— What you have to do —
Return all entries word for word, but drop any images.

— Supplied data —

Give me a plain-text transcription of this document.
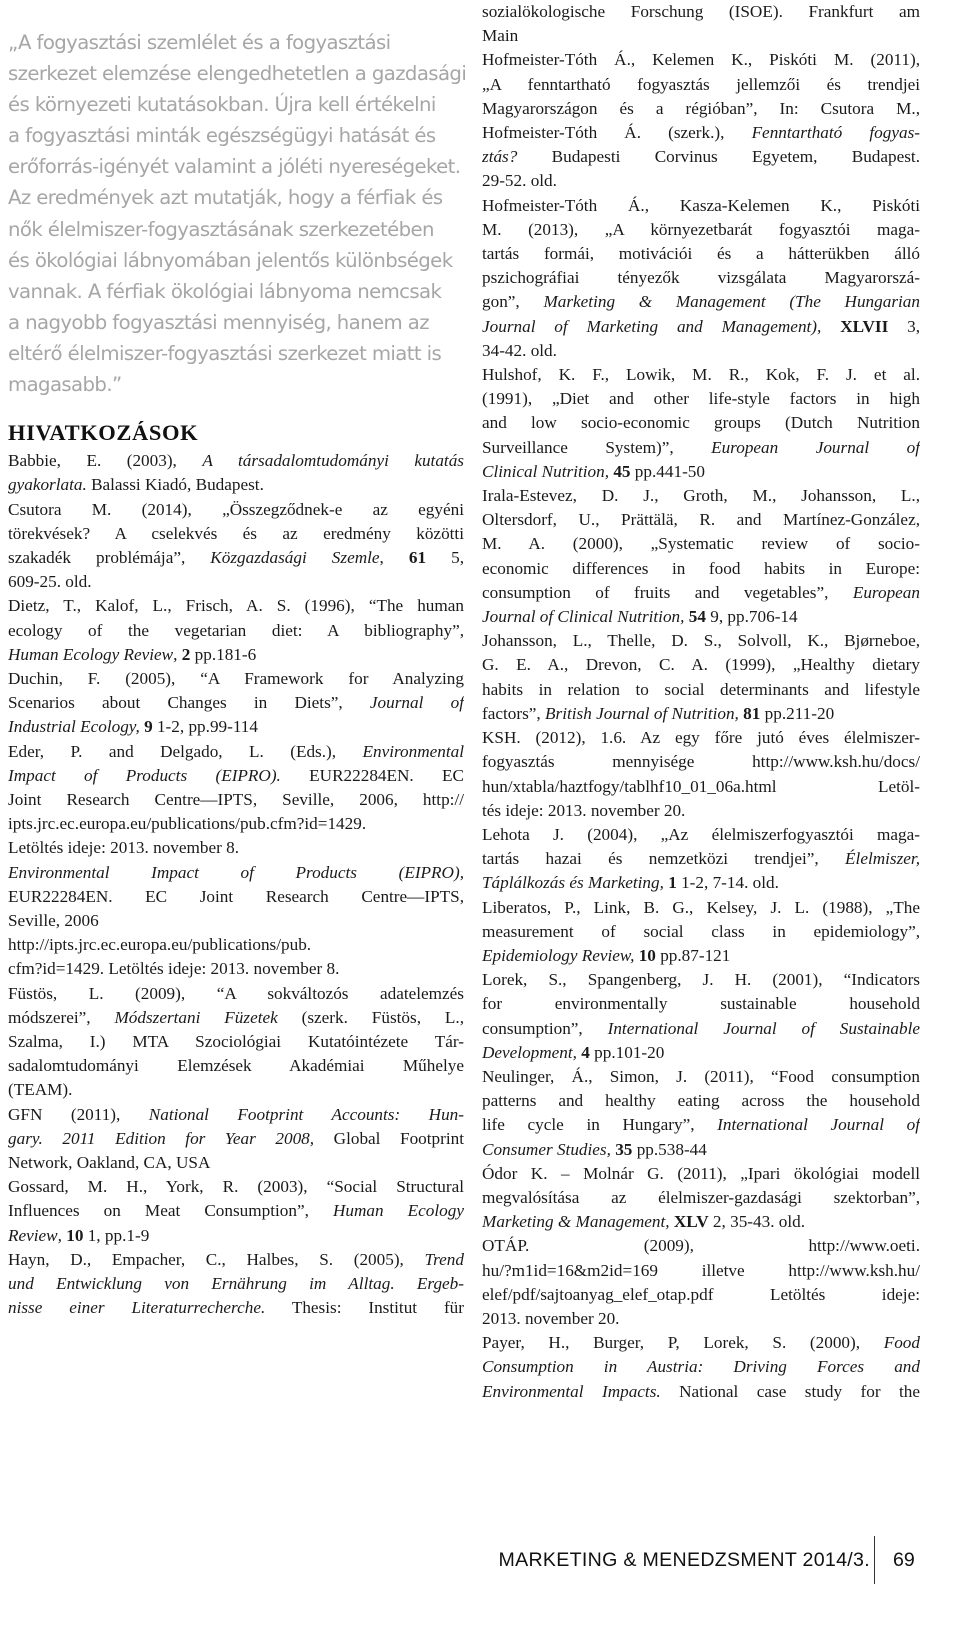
„A fogyasztási szemlélet és a fogyasztási

szerkezet elemzése elengedhetetlen a gazdasági

és környezeti kutatásokban. Újra kell értékelni

a fogyasztási minták egészségügyi hatását és

erőforrás-igényét valamint a jóléti nyereségeket.

Az eredmények azt mutatják, hogy a férfiak és

nők élelmiszer-fogyasztásának szerkezetében

és ökológiai lábnyomában jelentős különbségek

vannak. A férfiak ökológiai lábnyoma nemcsak

a nagyobb fogyasztási mennyiség, hanem az

eltérő élelmiszer-fogyasztási szerkezet miatt is

magasabb.”

HIVATKOZÁSOK

Babbie, E. (2003), A társadalomtudományi kutatás

gyakorlata. Balassi Kiadó, Budapest.

Csutora M. (2014), „Összegződnek-e az egyéni

törekvések? A cselekvés és az eredmény közötti

szakadék problémája”, Közgazdasági Szemle, 61 5,

609-25. old.

Dietz, T., Kalof, L., Frisch, A. S. (1996), “The human

ecology of the vegetarian diet: A bibliography”,

Human Ecology Review, 2 pp.181-6

Duchin, F. (2005), “A Framework for Analyzing

Scenarios about Changes in Diets”, Journal of

Industrial Ecology, 9 1-2, pp.99-114

Eder, P. and Delgado, L. (Eds.), Environmental

Impact of Products (EIPRO). EUR22284EN. EC

Joint Research Centre—IPTS, Seville, 2006, http://

ipts.jrc.ec.europa.eu/publications/pub.cfm?id=1429.

Letöltés ideje: 2013. november 8.

Environmental Impact of Products (EIPRO),

EUR22284EN. EC Joint Research Centre—IPTS,

Seville, 2006

http://ipts.jrc.ec.europa.eu/publications/pub.

cfm?id=1429. Letöltés ideje: 2013. november 8.

Füstös, L. (2009), “A sokváltozós adatelemzés

módszerei”, Módszertani Füzetek (szerk. Füstös, L.,

Szalma, I.) MTA Szociológiai Kutatóintézete Tár-

sadalomtudományi Elemzések Akadémiai Műhelye

(TEAM).

GFN (2011), National Footprint Accounts: Hun-

gary. 2011 Edition for Year 2008, Global Footprint

Network, Oakland, CA, USA

Gossard, M. H., York, R. (2003), “Social Structural

Influences on Meat Consumption”, Human Ecology

Review, 10 1, pp.1-9

Hayn, D., Empacher, C., Halbes, S. (2005), Trend

und Entwicklung von Ernährung im Alltag. Ergeb-

nisse einer Literaturrecherche. Thesis: Institut für

sozialökologische Forschung (ISOE). Frankfurt am

Main

Hofmeister-Tóth Á., Kelemen K., Piskóti M. (2011),

„A fenntartható fogyasztás jellemzői és trendjei

Magyarországon és a régióban”, In: Csutora M.,

Hofmeister-Tóth Á. (szerk.), Fenntartható fogyas-

ztás? Budapesti Corvinus Egyetem, Budapest.

29-52. old.

Hofmeister-Tóth Á., Kasza-Kelemen K., Piskóti

M. (2013), „A környezetbarát fogyasztói maga-

tartás formái, motivációi és a hátterükben álló

pszichográfiai tényezők vizsgálata Magyarorszá-

gon”, Marketing & Management (The Hungarian

Journal of Marketing and Management), XLVII 3,

34-42. old.

Hulshof, K. F., Lowik, M. R., Kok, F. J. et al.

(1991), „Diet and other life-style factors in high

and low socio-economic groups (Dutch Nutrition

Surveillance System)”, European Journal of

Clinical Nutrition, 45 pp.441-50

Irala-Estevez, D. J., Groth, M., Johansson, L.,

Oltersdorf, U., Prättälä, R. and Martínez-González,

M. A. (2000), „Systematic review of socio-

economic differences in food habits in Europe:

consumption of fruits and vegetables”, European

Journal of Clinical Nutrition, 54 9, pp.706-14

Johansson, L., Thelle, D. S., Solvoll, K., Bjørneboe,

G. E. A., Drevon, C. A. (1999), „Healthy dietary

habits in relation to social determinants and lifestyle

factors”, British Journal of Nutrition, 81 pp.211-20

KSH. (2012), 1.6. Az egy főre jutó éves élelmiszer-

fogyasztás mennyisége http://www.ksh.hu/docs/

hun/xtabla/haztfogy/tablhf10_01_06a.html Letöl-

tés ideje: 2013. november 20.

Lehota J. (2004), „Az élelmiszerfogyasztói maga-

tartás hazai és nemzetközi trendjei”, Élelmiszer,

Táplálkozás és Marketing, 1 1-2, 7-14. old.

Liberatos, P., Link, B. G., Kelsey, J. L. (1988), „The

measurement of social class in epidemiology”,

Epidemiology Review, 10 pp.87-121

Lorek, S., Spangenberg, J. H. (2001), “Indicators

for environmentally sustainable household

consumption”, International Journal of Sustainable

Development, 4 pp.101-20

Neulinger, Á., Simon, J. (2011), “Food consumption

patterns and healthy eating across the household

life cycle in Hungary”, International Journal of

Consumer Studies, 35 pp.538-44

Ódor K. – Molnár G. (2011), „Ipari ökológiai modell

megvalósítása az élelmiszer-gazdasági szektorban”,

Marketing & Management, XLV 2, 35-43. old.

OTÁP. (2009), http://www.oeti.

hu/?m1id=16&m2id=169 illetve http://www.ksh.hu/

elef/pdf/sajtoanyag_elef_otap.pdf Letöltés ideje:

2013. november 20.

Payer, H., Burger, P, Lorek, S. (2000), Food

Consumption in Austria: Driving Forces and

Environmental Impacts. National case study for the

MARKETING & MENEDZSMENT 2014/3. 69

— Correct response —
Give me a plain-text transcription of this document.
„A fogyasztási szemlélet és a fogyasztási

szerkezet elemzése elengedhetetlen a gazdasági

és környezeti kutatásokban. Újra kell értékelni

a fogyasztási minták egészségügyi hatását és

erőforrás-igényét valamint a jóléti nyereségeket.

Az eredmények azt mutatják, hogy a férfiak és

nők élelmiszer-fogyasztásának szerkezetében

és ökológiai lábnyomában jelentős különbségek

vannak. A férfiak ökológiai lábnyoma nemcsak

a nagyobb fogyasztási mennyiség, hanem az

eltérő élelmiszer-fogyasztási szerkezet miatt is

magasabb.”

HIVATKOZÁSOK

Babbie, E. (2003), A társadalomtudományi kutatás

gyakorlata. Balassi Kiadó, Budapest.

Csutora M. (2014), „Összegződnek-e az egyéni

törekvések? A cselekvés és az eredmény közötti

szakadék problémája”, Közgazdasági Szemle, 61 5,

609-25. old.

Dietz, T., Kalof, L., Frisch, A. S. (1996), “The human

ecology of the vegetarian diet: A bibliography”,

Human Ecology Review, 2 pp.181-6

Duchin, F. (2005), “A Framework for Analyzing

Scenarios about Changes in Diets”, Journal of

Industrial Ecology, 9 1-2, pp.99-114

Eder, P. and Delgado, L. (Eds.), Environmental

Impact of Products (EIPRO). EUR22284EN. EC

Joint Research Centre—IPTS, Seville, 2006, http://

ipts.jrc.ec.europa.eu/publications/pub.cfm?id=1429.

Letöltés ideje: 2013. november 8.

Environmental Impact of Products (EIPRO),

EUR22284EN. EC Joint Research Centre—IPTS,

Seville, 2006

http://ipts.jrc.ec.europa.eu/publications/pub.

cfm?id=1429. Letöltés ideje: 2013. november 8.

Füstös, L. (2009), “A sokváltozós adatelemzés

módszerei”, Módszertani Füzetek (szerk. Füstös, L.,

Szalma, I.) MTA Szociológiai Kutatóintézete Tár-

sadalomtudományi Elemzések Akadémiai Műhelye

(TEAM).

GFN (2011), National Footprint Accounts: Hun-

gary. 2011 Edition for Year 2008, Global Footprint

Network, Oakland, CA, USA

Gossard, M. H., York, R. (2003), “Social Structural

Influences on Meat Consumption”, Human Ecology

Review, 10 1, pp.1-9

Hayn, D., Empacher, C., Halbes, S. (2005), Trend

und Entwicklung von Ernährung im Alltag. Ergeb-

nisse einer Literaturrecherche. Thesis: Institut für

sozialökologische Forschung (ISOE). Frankfurt am

Main

Hofmeister-Tóth Á., Kelemen K., Piskóti M. (2011),

„A fenntartható fogyasztás jellemzői és trendjei

Magyarországon és a régióban”, In: Csutora M.,

Hofmeister-Tóth Á. (szerk.), Fenntartható fogyas-

ztás? Budapesti Corvinus Egyetem, Budapest.

29-52. old.

Hofmeister-Tóth Á., Kasza-Kelemen K., Piskóti

M. (2013), „A környezetbarát fogyasztói maga-

tartás formái, motivációi és a hátterükben álló

pszichográfiai tényezők vizsgálata Magyarorszá-

gon”, Marketing & Management (The Hungarian

Journal of Marketing and Management), XLVII 3,

34-42. old.

Hulshof, K. F., Lowik, M. R., Kok, F. J. et al.

(1991), „Diet and other life-style factors in high

and low socio-economic groups (Dutch Nutrition

Surveillance System)”, European Journal of

Clinical Nutrition, 45 pp.441-50

Irala-Estevez, D. J., Groth, M., Johansson, L.,

Oltersdorf, U., Prättälä, R. and Martínez-González,

M. A. (2000), „Systematic review of socio-

economic differences in food habits in Europe:

consumption of fruits and vegetables”, European

Journal of Clinical Nutrition, 54 9, pp.706-14

Johansson, L., Thelle, D. S., Solvoll, K., Bjørneboe,

G. E. A., Drevon, C. A. (1999), „Healthy dietary

habits in relation to social determinants and lifestyle

factors”, British Journal of Nutrition, 81 pp.211-20

KSH. (2012), 1.6. Az egy főre jutó éves élelmiszer-

fogyasztás mennyisége http://www.ksh.hu/docs/

hun/xtabla/haztfogy/tablhf10_01_06a.html Letöl-

tés ideje: 2013. november 20.

Lehota J. (2004), „Az élelmiszerfogyasztói maga-

tartás hazai és nemzetközi trendjei”, Élelmiszer,

Táplálkozás és Marketing, 1 1-2, 7-14. old.

Liberatos, P., Link, B. G., Kelsey, J. L. (1988), „The

measurement of social class in epidemiology”,

Epidemiology Review, 10 pp.87-121

Lorek, S., Spangenberg, J. H. (2001), “Indicators

for environmentally sustainable household

consumption”, International Journal of Sustainable

Development, 4 pp.101-20

Neulinger, Á., Simon, J. (2011), “Food consumption

patterns and healthy eating across the household

life cycle in Hungary”, International Journal of

Consumer Studies, 35 pp.538-44

Ódor K. – Molnár G. (2011), „Ipari ökológiai modell

megvalósítása az élelmiszer-gazdasági szektorban”,

Marketing & Management, XLV 2, 35-43. old.

OTÁP. (2009), http://www.oeti.

hu/?m1id=16&m2id=169 illetve http://www.ksh.hu/

elef/pdf/sajtoanyag_elef_otap.pdf Letöltés ideje:

2013. november 20.

Payer, H., Burger, P, Lorek, S. (2000), Food

Consumption in Austria: Driving Forces and

Environmental Impacts. National case study for the

MARKETING & MENEDZSMENT 2014/3. 69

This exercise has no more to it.